Using the entries below, restate word for word only the lines from the one with "What's the underlying" to the final line, leaving the pictures out.

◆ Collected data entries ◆
..........

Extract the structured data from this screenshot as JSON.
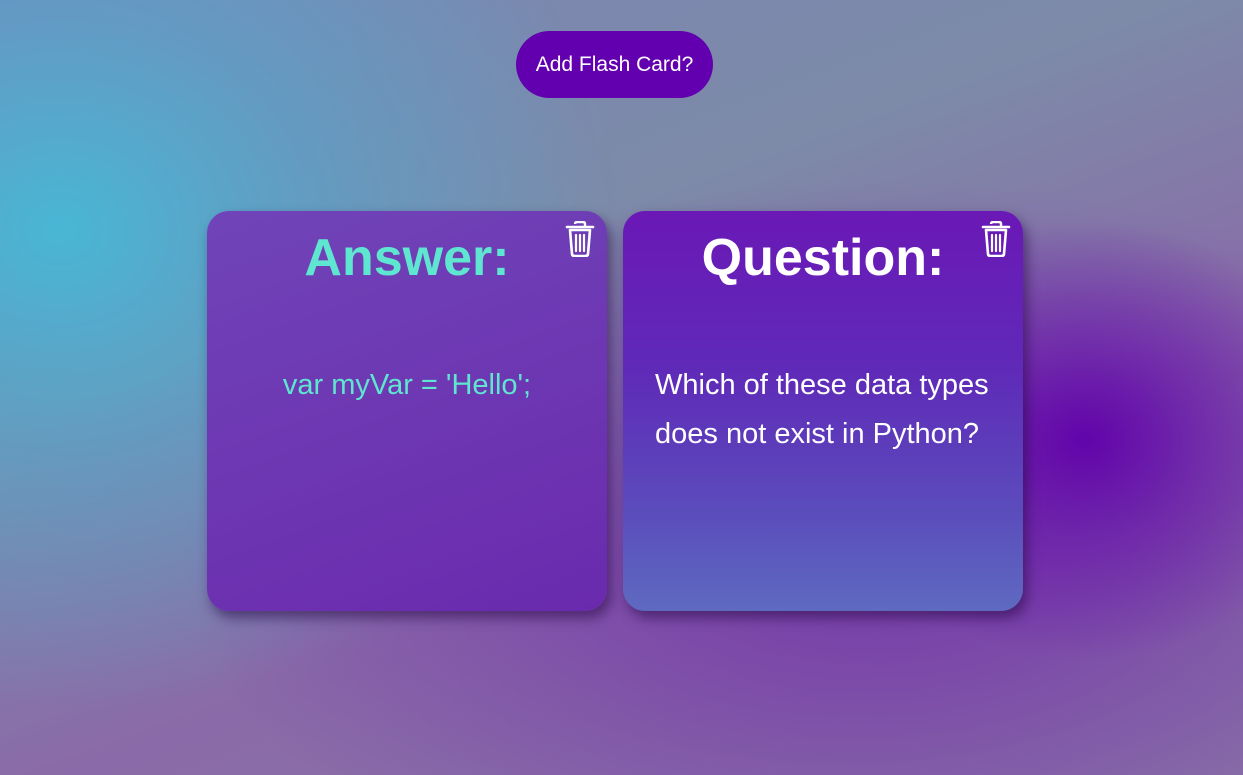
{
  "toolbar": {
    "add_label": "Add Flash Card?"
  },
  "cards": [
    {
      "side": "answer",
      "title": "Answer:",
      "text": "var myVar = 'Hello';",
      "delete_icon": "trash-icon"
    },
    {
      "side": "question",
      "title": "Question:",
      "text": "Which of these data types does not exist in Python?",
      "delete_icon": "trash-icon"
    }
  ],
  "colors": {
    "button_bg": "#6200b0",
    "answer_text": "#5fe6d0",
    "question_text": "#ffffff"
  }
}
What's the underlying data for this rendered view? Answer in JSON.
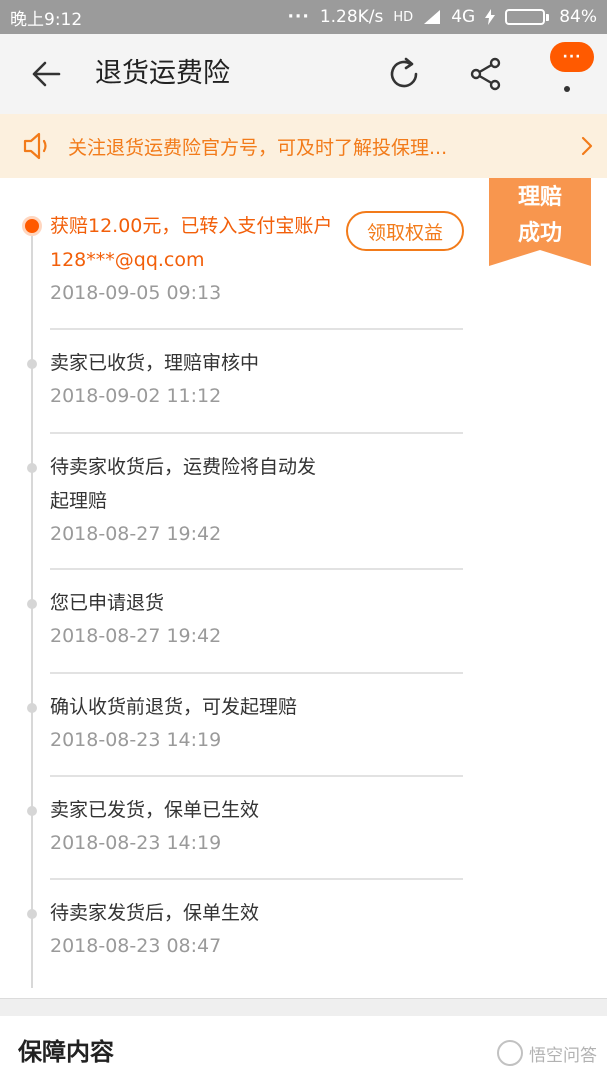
{
  "status_bar": {
    "time": "晚上9:12",
    "speed": "1.28K/s",
    "hd": "HD",
    "network": "4G",
    "battery_text": "84%",
    "battery_level": 0.84,
    "dots": "···"
  },
  "header": {
    "title": "退货运费险",
    "back_icon": "arrow-left-icon",
    "refresh_icon": "refresh-icon",
    "share_icon": "share-icon",
    "more_badge": "···"
  },
  "notice": {
    "text": "关注退货运费险官方号，可及时了解投保理...",
    "icon": "speaker-icon"
  },
  "ribbon": {
    "line1": "理赔",
    "line2": "成功",
    "color": "#f8964e"
  },
  "events": [
    {
      "title": "获赔12.00元，已转入支付宝账户",
      "sub": "128***@qq.com",
      "time": "2018-09-05 09:13",
      "button": "领取权益"
    },
    {
      "title": "卖家已收货，理赔审核中",
      "time": "2018-09-02 11:12"
    },
    {
      "title": "待卖家收货后，运费险将自动发",
      "title2": "起理赔",
      "time": "2018-08-27 19:42"
    },
    {
      "title": "您已申请退货",
      "time": "2018-08-27 19:42"
    },
    {
      "title": "确认收货前退货，可发起理赔",
      "time": "2018-08-23 14:19"
    },
    {
      "title": "卖家已发货，保单已生效",
      "time": "2018-08-23 14:19"
    },
    {
      "title": "待卖家发货后，保单生效",
      "time": "2018-08-23 08:47"
    }
  ],
  "section": {
    "title": "保障内容"
  },
  "watermark": {
    "text": "悟空问答"
  },
  "colors": {
    "accent": "#ff5a00",
    "accent_text": "#f25f0a",
    "notice_bg": "#fcf0de"
  }
}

..........

◆ SOLVED EXERCISE ◆
What's the underlying data for this rendered view? Answer in JSON.
{
  "status_bar": {
    "time": "晚上9:12",
    "speed": "1.28K/s",
    "hd": "HD",
    "network": "4G",
    "battery_text": "84%",
    "battery_level": 0.84,
    "dots": "···"
  },
  "header": {
    "title": "退货运费险",
    "back_icon": "arrow-left-icon",
    "refresh_icon": "refresh-icon",
    "share_icon": "share-icon",
    "more_badge": "···"
  },
  "notice": {
    "text": "关注退货运费险官方号，可及时了解投保理...",
    "icon": "speaker-icon"
  },
  "ribbon": {
    "line1": "理赔",
    "line2": "成功",
    "color": "#f8964e"
  },
  "events": [
    {
      "title": "获赔12.00元，已转入支付宝账户",
      "sub": "128***@qq.com",
      "time": "2018-09-05 09:13",
      "button": "领取权益"
    },
    {
      "title": "卖家已收货，理赔审核中",
      "time": "2018-09-02 11:12"
    },
    {
      "title": "待卖家收货后，运费险将自动发",
      "title2": "起理赔",
      "time": "2018-08-27 19:42"
    },
    {
      "title": "您已申请退货",
      "time": "2018-08-27 19:42"
    },
    {
      "title": "确认收货前退货，可发起理赔",
      "time": "2018-08-23 14:19"
    },
    {
      "title": "卖家已发货，保单已生效",
      "time": "2018-08-23 14:19"
    },
    {
      "title": "待卖家发货后，保单生效",
      "time": "2018-08-23 08:47"
    }
  ],
  "section": {
    "title": "保障内容"
  },
  "watermark": {
    "text": "悟空问答"
  },
  "colors": {
    "accent": "#ff5a00",
    "accent_text": "#f25f0a",
    "notice_bg": "#fcf0de"
  }
}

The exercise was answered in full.